# Written instruction
Locate the string "Plot" throughout the material and copy every line in which it occurs.

(Records from a dataset)
◆ ◆ ◆ ◆ ◆

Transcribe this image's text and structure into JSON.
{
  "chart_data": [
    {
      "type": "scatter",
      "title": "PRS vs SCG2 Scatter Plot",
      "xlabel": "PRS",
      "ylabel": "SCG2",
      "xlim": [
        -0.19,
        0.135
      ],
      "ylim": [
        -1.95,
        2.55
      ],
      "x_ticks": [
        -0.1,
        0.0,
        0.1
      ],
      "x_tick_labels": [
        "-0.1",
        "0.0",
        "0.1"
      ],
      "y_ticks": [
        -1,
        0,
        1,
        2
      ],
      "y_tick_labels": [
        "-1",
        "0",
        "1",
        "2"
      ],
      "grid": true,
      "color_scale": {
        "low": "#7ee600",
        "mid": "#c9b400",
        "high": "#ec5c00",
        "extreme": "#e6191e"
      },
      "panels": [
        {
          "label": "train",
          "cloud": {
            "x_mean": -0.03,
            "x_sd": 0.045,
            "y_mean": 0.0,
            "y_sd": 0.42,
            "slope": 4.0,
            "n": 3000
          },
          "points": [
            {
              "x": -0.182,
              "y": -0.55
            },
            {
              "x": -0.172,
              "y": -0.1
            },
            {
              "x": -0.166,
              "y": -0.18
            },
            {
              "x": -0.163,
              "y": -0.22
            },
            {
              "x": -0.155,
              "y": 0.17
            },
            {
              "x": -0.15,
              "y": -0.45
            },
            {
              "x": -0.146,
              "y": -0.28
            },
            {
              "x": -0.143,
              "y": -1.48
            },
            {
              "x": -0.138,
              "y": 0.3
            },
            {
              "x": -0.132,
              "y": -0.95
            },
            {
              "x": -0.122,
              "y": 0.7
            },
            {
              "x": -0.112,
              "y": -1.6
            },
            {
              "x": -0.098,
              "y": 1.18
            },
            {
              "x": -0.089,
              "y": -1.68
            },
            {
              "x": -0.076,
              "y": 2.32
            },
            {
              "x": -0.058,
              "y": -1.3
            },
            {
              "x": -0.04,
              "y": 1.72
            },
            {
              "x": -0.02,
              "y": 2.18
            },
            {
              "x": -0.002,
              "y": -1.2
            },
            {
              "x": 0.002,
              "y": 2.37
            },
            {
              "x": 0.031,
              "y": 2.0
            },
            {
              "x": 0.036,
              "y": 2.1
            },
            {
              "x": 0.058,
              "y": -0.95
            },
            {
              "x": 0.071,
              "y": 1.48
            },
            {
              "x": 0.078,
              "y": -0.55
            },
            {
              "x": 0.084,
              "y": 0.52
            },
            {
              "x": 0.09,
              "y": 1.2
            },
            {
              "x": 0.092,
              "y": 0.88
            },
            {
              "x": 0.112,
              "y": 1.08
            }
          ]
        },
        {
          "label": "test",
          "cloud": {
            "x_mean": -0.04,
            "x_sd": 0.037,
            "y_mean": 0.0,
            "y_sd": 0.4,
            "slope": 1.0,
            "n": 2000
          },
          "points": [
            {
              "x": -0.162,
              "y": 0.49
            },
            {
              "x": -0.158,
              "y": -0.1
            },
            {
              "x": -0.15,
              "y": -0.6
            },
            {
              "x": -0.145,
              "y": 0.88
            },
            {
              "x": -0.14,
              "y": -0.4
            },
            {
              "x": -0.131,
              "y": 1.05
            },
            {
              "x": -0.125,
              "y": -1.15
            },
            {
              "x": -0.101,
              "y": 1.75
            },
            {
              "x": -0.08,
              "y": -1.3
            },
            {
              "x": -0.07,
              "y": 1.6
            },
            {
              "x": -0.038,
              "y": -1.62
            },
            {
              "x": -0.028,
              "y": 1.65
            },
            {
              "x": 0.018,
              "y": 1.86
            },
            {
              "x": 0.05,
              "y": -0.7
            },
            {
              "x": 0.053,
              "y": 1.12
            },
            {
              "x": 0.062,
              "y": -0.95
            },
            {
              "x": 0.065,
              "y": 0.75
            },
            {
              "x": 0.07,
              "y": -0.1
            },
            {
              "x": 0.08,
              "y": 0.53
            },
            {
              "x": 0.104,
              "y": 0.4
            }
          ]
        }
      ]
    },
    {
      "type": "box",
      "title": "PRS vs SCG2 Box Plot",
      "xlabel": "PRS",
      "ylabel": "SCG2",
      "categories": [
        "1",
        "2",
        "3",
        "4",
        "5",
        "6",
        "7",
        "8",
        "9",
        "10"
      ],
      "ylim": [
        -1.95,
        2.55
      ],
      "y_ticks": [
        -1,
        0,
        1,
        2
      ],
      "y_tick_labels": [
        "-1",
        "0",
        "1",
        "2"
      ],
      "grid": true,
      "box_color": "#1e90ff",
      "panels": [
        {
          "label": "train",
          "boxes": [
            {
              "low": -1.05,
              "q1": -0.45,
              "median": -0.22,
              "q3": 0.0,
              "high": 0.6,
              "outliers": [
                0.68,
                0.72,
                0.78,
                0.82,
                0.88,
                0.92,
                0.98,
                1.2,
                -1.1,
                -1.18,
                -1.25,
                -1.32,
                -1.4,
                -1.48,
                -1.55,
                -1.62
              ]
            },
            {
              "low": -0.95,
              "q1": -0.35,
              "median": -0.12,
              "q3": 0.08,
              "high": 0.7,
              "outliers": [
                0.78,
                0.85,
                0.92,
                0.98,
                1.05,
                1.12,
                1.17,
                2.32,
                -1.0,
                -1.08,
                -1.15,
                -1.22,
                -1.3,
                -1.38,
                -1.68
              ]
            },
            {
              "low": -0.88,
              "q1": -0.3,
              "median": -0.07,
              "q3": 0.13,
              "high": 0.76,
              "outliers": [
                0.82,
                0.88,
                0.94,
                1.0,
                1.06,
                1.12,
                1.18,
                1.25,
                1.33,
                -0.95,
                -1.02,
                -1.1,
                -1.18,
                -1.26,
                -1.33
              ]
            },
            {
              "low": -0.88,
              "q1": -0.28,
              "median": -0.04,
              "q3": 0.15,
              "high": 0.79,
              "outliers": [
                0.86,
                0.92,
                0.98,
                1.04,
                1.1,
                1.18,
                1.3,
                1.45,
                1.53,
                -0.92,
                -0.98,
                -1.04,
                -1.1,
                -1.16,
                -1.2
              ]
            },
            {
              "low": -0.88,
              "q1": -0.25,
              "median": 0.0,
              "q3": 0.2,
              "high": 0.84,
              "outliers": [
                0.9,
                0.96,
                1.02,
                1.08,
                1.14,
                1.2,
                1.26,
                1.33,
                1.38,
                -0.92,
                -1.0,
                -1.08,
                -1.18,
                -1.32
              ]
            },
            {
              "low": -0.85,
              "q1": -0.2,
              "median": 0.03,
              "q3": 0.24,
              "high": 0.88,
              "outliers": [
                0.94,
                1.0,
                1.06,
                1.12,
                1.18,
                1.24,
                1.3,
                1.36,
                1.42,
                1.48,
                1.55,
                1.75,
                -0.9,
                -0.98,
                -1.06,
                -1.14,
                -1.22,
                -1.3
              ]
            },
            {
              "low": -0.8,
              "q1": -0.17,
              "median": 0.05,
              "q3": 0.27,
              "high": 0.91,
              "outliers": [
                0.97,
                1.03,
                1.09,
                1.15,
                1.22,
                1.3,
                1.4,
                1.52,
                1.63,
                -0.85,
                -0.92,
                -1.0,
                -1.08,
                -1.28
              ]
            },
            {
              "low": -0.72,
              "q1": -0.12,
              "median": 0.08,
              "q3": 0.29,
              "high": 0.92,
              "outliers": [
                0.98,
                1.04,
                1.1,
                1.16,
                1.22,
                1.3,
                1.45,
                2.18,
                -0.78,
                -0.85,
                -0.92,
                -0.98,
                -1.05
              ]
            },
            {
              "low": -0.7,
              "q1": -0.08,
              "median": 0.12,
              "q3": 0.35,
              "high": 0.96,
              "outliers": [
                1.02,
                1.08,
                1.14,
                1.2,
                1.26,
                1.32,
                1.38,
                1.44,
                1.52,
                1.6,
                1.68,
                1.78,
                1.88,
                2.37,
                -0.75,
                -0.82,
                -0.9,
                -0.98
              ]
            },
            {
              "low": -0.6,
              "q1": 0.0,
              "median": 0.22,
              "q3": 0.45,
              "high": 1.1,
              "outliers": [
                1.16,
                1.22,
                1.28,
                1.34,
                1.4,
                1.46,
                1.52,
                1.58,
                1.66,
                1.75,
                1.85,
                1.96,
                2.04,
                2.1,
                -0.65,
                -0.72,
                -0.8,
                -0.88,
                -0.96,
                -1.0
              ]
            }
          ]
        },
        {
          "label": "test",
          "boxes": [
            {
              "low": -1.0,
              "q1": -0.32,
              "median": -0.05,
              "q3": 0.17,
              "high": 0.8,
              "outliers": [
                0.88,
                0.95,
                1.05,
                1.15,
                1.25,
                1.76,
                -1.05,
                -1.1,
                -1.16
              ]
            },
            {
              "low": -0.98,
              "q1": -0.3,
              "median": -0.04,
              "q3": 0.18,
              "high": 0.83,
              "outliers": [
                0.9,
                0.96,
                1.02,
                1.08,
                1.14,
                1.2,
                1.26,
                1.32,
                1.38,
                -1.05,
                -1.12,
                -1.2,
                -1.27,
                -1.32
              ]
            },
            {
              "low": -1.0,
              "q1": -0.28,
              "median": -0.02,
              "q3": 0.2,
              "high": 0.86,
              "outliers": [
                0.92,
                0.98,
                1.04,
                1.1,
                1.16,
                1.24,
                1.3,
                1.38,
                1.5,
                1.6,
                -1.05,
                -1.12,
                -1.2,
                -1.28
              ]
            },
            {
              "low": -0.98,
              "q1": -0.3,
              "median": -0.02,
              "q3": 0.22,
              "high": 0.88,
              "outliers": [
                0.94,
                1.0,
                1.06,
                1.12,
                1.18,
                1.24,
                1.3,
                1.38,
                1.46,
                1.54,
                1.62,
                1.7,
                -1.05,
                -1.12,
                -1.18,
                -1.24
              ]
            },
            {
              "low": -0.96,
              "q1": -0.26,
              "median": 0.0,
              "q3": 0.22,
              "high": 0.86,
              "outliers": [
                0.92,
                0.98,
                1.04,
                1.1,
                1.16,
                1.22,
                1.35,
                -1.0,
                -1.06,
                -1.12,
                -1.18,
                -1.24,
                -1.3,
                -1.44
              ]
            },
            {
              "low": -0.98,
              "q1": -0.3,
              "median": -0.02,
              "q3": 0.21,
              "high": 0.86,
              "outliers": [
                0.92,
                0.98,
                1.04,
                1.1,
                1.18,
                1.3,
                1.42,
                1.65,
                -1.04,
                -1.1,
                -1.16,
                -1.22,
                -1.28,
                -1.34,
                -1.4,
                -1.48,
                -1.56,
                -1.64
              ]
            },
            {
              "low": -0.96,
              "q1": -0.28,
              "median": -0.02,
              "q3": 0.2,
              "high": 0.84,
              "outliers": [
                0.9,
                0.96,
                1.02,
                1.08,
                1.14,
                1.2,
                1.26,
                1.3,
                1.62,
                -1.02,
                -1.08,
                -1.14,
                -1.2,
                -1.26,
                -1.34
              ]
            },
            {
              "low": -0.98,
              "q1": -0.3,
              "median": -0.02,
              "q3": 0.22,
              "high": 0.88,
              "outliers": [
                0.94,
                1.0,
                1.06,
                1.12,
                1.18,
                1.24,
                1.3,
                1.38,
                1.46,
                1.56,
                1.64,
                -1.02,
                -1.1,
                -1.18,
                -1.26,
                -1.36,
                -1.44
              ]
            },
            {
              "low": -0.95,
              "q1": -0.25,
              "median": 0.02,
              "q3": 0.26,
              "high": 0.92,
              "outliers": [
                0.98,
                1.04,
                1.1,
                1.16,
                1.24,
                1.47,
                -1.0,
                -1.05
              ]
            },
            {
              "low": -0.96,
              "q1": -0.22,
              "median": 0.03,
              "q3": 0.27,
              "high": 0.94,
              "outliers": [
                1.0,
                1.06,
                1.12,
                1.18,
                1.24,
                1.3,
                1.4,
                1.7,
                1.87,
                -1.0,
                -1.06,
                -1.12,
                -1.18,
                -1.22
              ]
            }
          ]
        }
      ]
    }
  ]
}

◆ ◆ ◆ ◆ ◆

# Task solution
      "title": "PRS vs SCG2 Scatter Plot",
      "title": "PRS vs SCG2 Box Plot",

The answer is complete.